Can you print the data exactly and leave out each image?

═══

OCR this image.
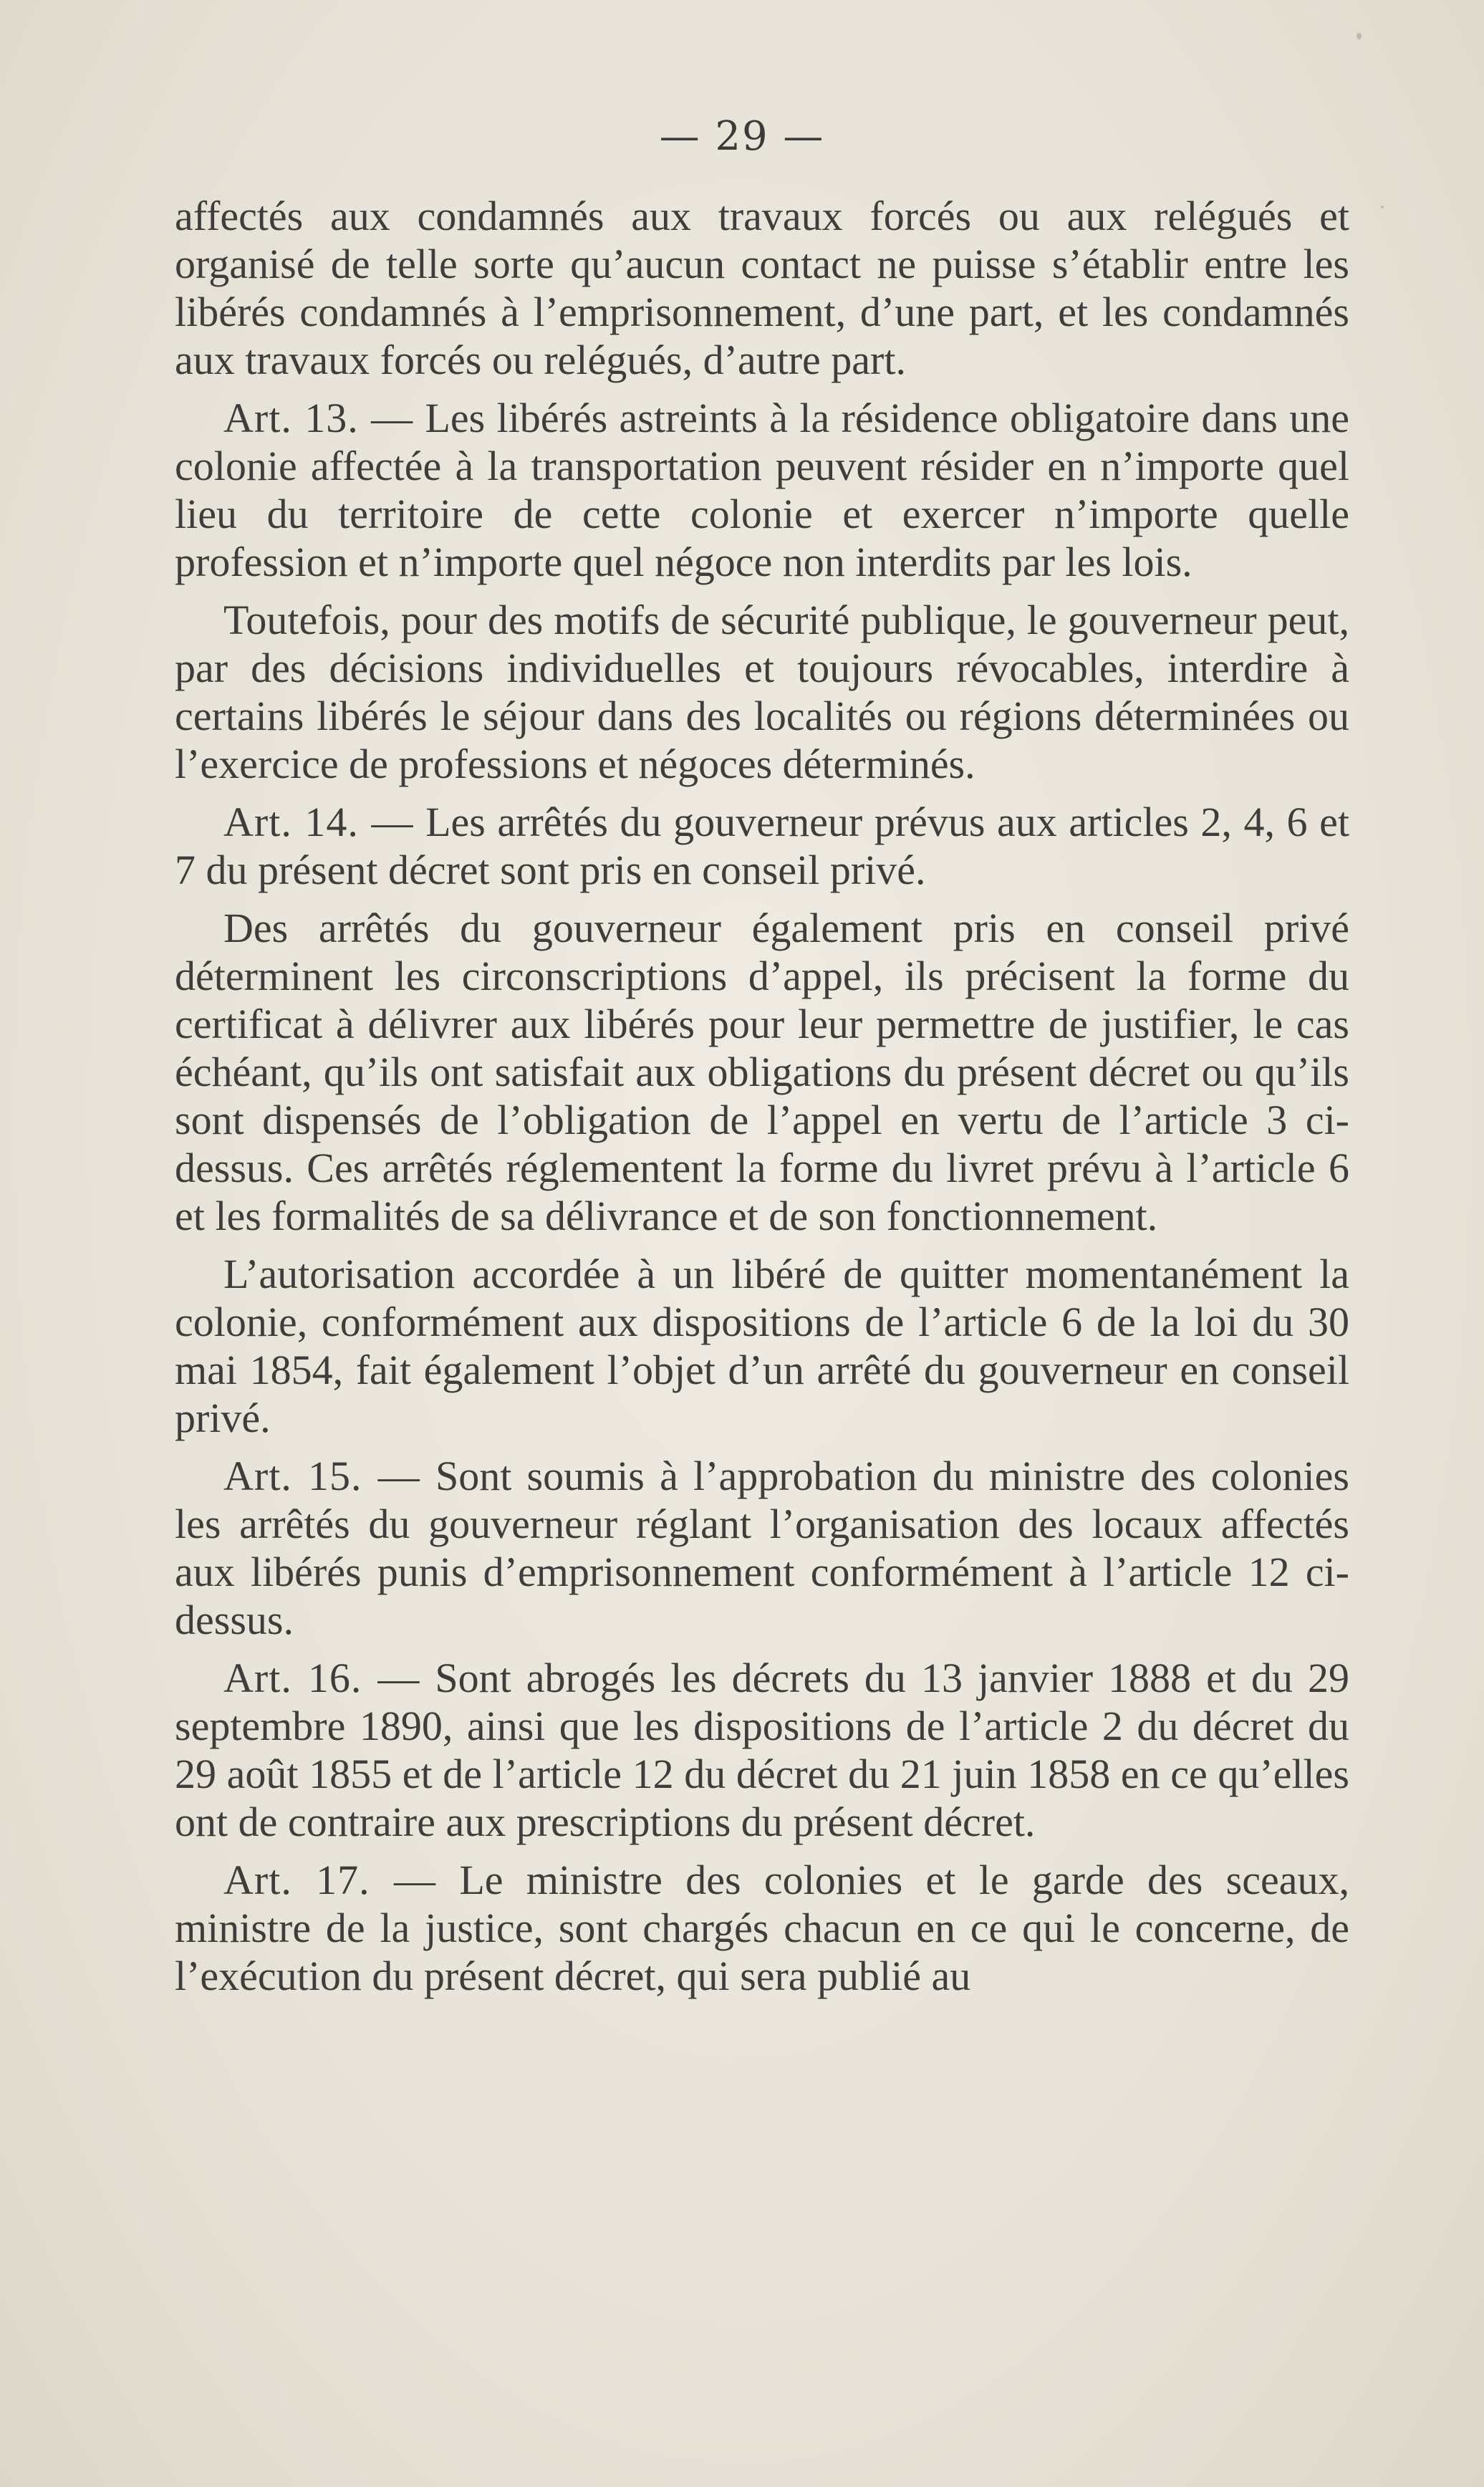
— 29 —

affectés aux condamnés aux travaux forcés ou aux relégués et organisé de telle sorte qu’aucun contact ne puisse s’établir entre les libérés condamnés à l’emprisonnement, d’une part, et les condamnés aux travaux forcés ou relégués, d’autre part.

Art. 13. — Les libérés astreints à la résidence obligatoire dans une colonie affectée à la transportation peuvent résider en n’importe quel lieu du territoire de cette colonie et exercer n’importe quelle profession et n’importe quel négoce non interdits par les lois.

Toutefois, pour des motifs de sécurité publique, le gouverneur peut, par des décisions individuelles et toujours révocables, interdire à certains libérés le séjour dans des localités ou régions déterminées ou l’exercice de professions et négoces déterminés.

Art. 14. — Les arrêtés du gouverneur prévus aux articles 2, 4, 6 et 7 du présent décret sont pris en conseil privé.

Des arrêtés du gouverneur également pris en conseil privé déterminent les circonscriptions d’appel, ils précisent la forme du certificat à délivrer aux libérés pour leur permettre de justifier, le cas échéant, qu’ils ont satisfait aux obligations du présent décret ou qu’ils sont dispensés de l’obligation de l’appel en vertu de l’article 3 ci-dessus. Ces arrêtés réglementent la forme du livret prévu à l’article 6 et les formalités de sa délivrance et de son fonctionnement.

L’autorisation accordée à un libéré de quitter momentanément la colonie, conformément aux dispositions de l’article 6 de la loi du 30 mai 1854, fait également l’objet d’un arrêté du gouverneur en conseil privé.

Art. 15. — Sont soumis à l’approbation du ministre des colonies les arrêtés du gouverneur réglant l’organisation des locaux affectés aux libérés punis d’emprisonnement conformément à l’article 12 ci-dessus.

Art. 16. — Sont abrogés les décrets du 13 janvier 1888 et du 29 septembre 1890, ainsi que les dispositions de l’article 2 du décret du 29 août 1855 et de l’article 12 du décret du 21 juin 1858 en ce qu’elles ont de contraire aux prescriptions du présent décret.

Art. 17. — Le ministre des colonies et le garde des sceaux, ministre de la justice, sont chargés chacun en ce qui le concerne, de l’exécution du présent décret, qui sera publié au
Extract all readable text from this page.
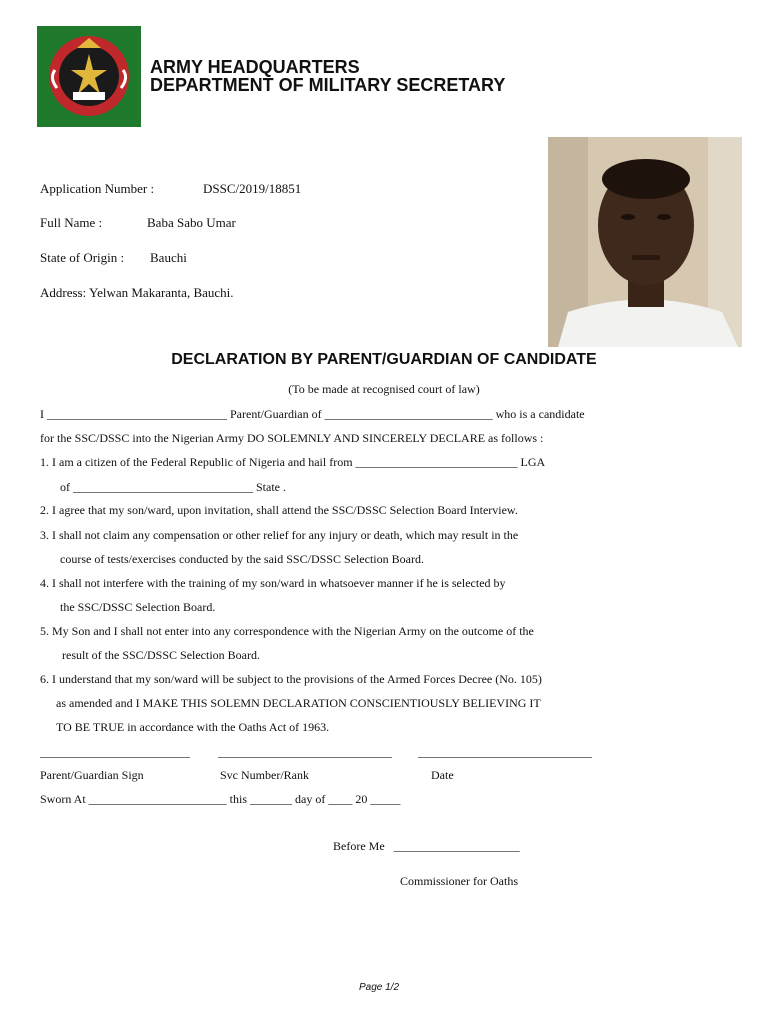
ARMY HEADQUARTERS
DEPARTMENT OF MILITARY SECRETARY
Application Number :	DSSC/2019/18851
Full Name :	Baba Sabo Umar
State of Origin : Bauchi
Address: Yelwan Makaranta, Bauchi.
DECLARATION BY PARENT/GUARDIAN OF CANDIDATE
(To be made at recognised court of law)
I ______________________________ Parent/Guardian of ____________________________ who is a candidate
for the SSC/DSSC into the Nigerian Army DO SOLEMNLY AND SINCERELY DECLARE as follows :
1. I am a citizen of the Federal Republic of Nigeria and hail from ___________________________ LGA
of ______________________________ State .
2. I agree that my son/ward, upon invitation, shall attend the SSC/DSSC Selection Board Interview.
3. I shall not claim any compensation or other relief for any injury or death, which may result in the
course of tests/exercises conducted by the said SSC/DSSC Selection Board.
4. I shall not interfere with the training of my son/ward in whatsoever manner if he is selected by
the SSC/DSSC Selection Board.
5. My Son and I shall not enter into any correspondence with the Nigerian Army on the outcome of the
result of the SSC/DSSC Selection Board.
6. I understand that my son/ward will be subject to the provisions of the Armed Forces Decree (No. 105)
as amended and I MAKE THIS SOLEMN DECLARATION CONSCIENTIOUSLY BELIEVING IT
TO BE TRUE in accordance with the Oaths Act of 1963.
_________________________ _____________________________ _____________________________
Parent/Guardian Sign	Svc Number/Rank	Date
Sworn At _______________________ this _______ day of ____ 20 _____
Before Me   _____________________
Commissioner for Oaths
Page 1/2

═══

## Answer in full
OCR this image.
— 29 —

affectés aux condamnés aux travaux forcés ou aux relégués et organisé de telle sorte qu’aucun contact ne puisse s’établir entre les libérés condamnés à l’emprisonnement, d’une part, et les condamnés aux travaux forcés ou relégués, d’autre part.

Art. 13. — Les libérés astreints à la résidence obligatoire dans une colonie affectée à la transportation peuvent résider en n’importe quel lieu du territoire de cette colonie et exercer n’importe quelle profession et n’importe quel négoce non interdits par les lois.

Toutefois, pour des motifs de sécurité publique, le gouverneur peut, par des décisions individuelles et toujours révocables, interdire à certains libérés le séjour dans des localités ou régions déterminées ou l’exercice de professions et négoces déterminés.

Art. 14. — Les arrêtés du gouverneur prévus aux articles 2, 4, 6 et 7 du présent décret sont pris en conseil privé.

Des arrêtés du gouverneur également pris en conseil privé déterminent les circonscriptions d’appel, ils précisent la forme du certificat à délivrer aux libérés pour leur permettre de justifier, le cas échéant, qu’ils ont satisfait aux obligations du présent décret ou qu’ils sont dispensés de l’obligation de l’appel en vertu de l’article 3 ci-dessus. Ces arrêtés réglementent la forme du livret prévu à l’article 6 et les formalités de sa délivrance et de son fonctionnement.

L’autorisation accordée à un libéré de quitter momentanément la colonie, conformément aux dispositions de l’article 6 de la loi du 30 mai 1854, fait également l’objet d’un arrêté du gouverneur en conseil privé.

Art. 15. — Sont soumis à l’approbation du ministre des colonies les arrêtés du gouverneur réglant l’organisation des locaux affectés aux libérés punis d’emprisonnement conformément à l’article 12 ci-dessus.

Art. 16. — Sont abrogés les décrets du 13 janvier 1888 et du 29 septembre 1890, ainsi que les dispositions de l’article 2 du décret du 29 août 1855 et de l’article 12 du décret du 21 juin 1858 en ce qu’elles ont de contraire aux prescriptions du présent décret.

Art. 17. — Le ministre des colonies et le garde des sceaux, ministre de la justice, sont chargés chacun en ce qui le concerne, de l’exécution du présent décret, qui sera publié au
Extract all readable text from this page.
ARMY HEADQUARTERS
DEPARTMENT OF MILITARY SECRETARY
Application Number :	DSSC/2019/18851
Full Name :	Baba Sabo Umar
State of Origin : Bauchi
Address: Yelwan Makaranta, Bauchi.
DECLARATION BY PARENT/GUARDIAN OF CANDIDATE
(To be made at recognised court of law)
I ______________________________ Parent/Guardian of ____________________________ who is a candidate
for the SSC/DSSC into the Nigerian Army DO SOLEMNLY AND SINCERELY DECLARE as follows :
1. I am a citizen of the Federal Republic of Nigeria and hail from ___________________________ LGA
of ______________________________ State .
2. I agree that my son/ward, upon invitation, shall attend the SSC/DSSC Selection Board Interview.
3. I shall not claim any compensation or other relief for any injury or death, which may result in the
course of tests/exercises conducted by the said SSC/DSSC Selection Board.
4. I shall not interfere with the training of my son/ward in whatsoever manner if he is selected by
the SSC/DSSC Selection Board.
5. My Son and I shall not enter into any correspondence with the Nigerian Army on the outcome of the
result of the SSC/DSSC Selection Board.
6. I understand that my son/ward will be subject to the provisions of the Armed Forces Decree (No. 105)
as amended and I MAKE THIS SOLEMN DECLARATION CONSCIENTIOUSLY BELIEVING IT
TO BE TRUE in accordance with the Oaths Act of 1963.
_________________________ _____________________________ _____________________________
Parent/Guardian Sign	Svc Number/Rank	Date
Sworn At _______________________ this _______ day of ____ 20 _____
Before Me   _____________________
Commissioner for Oaths
Page 1/2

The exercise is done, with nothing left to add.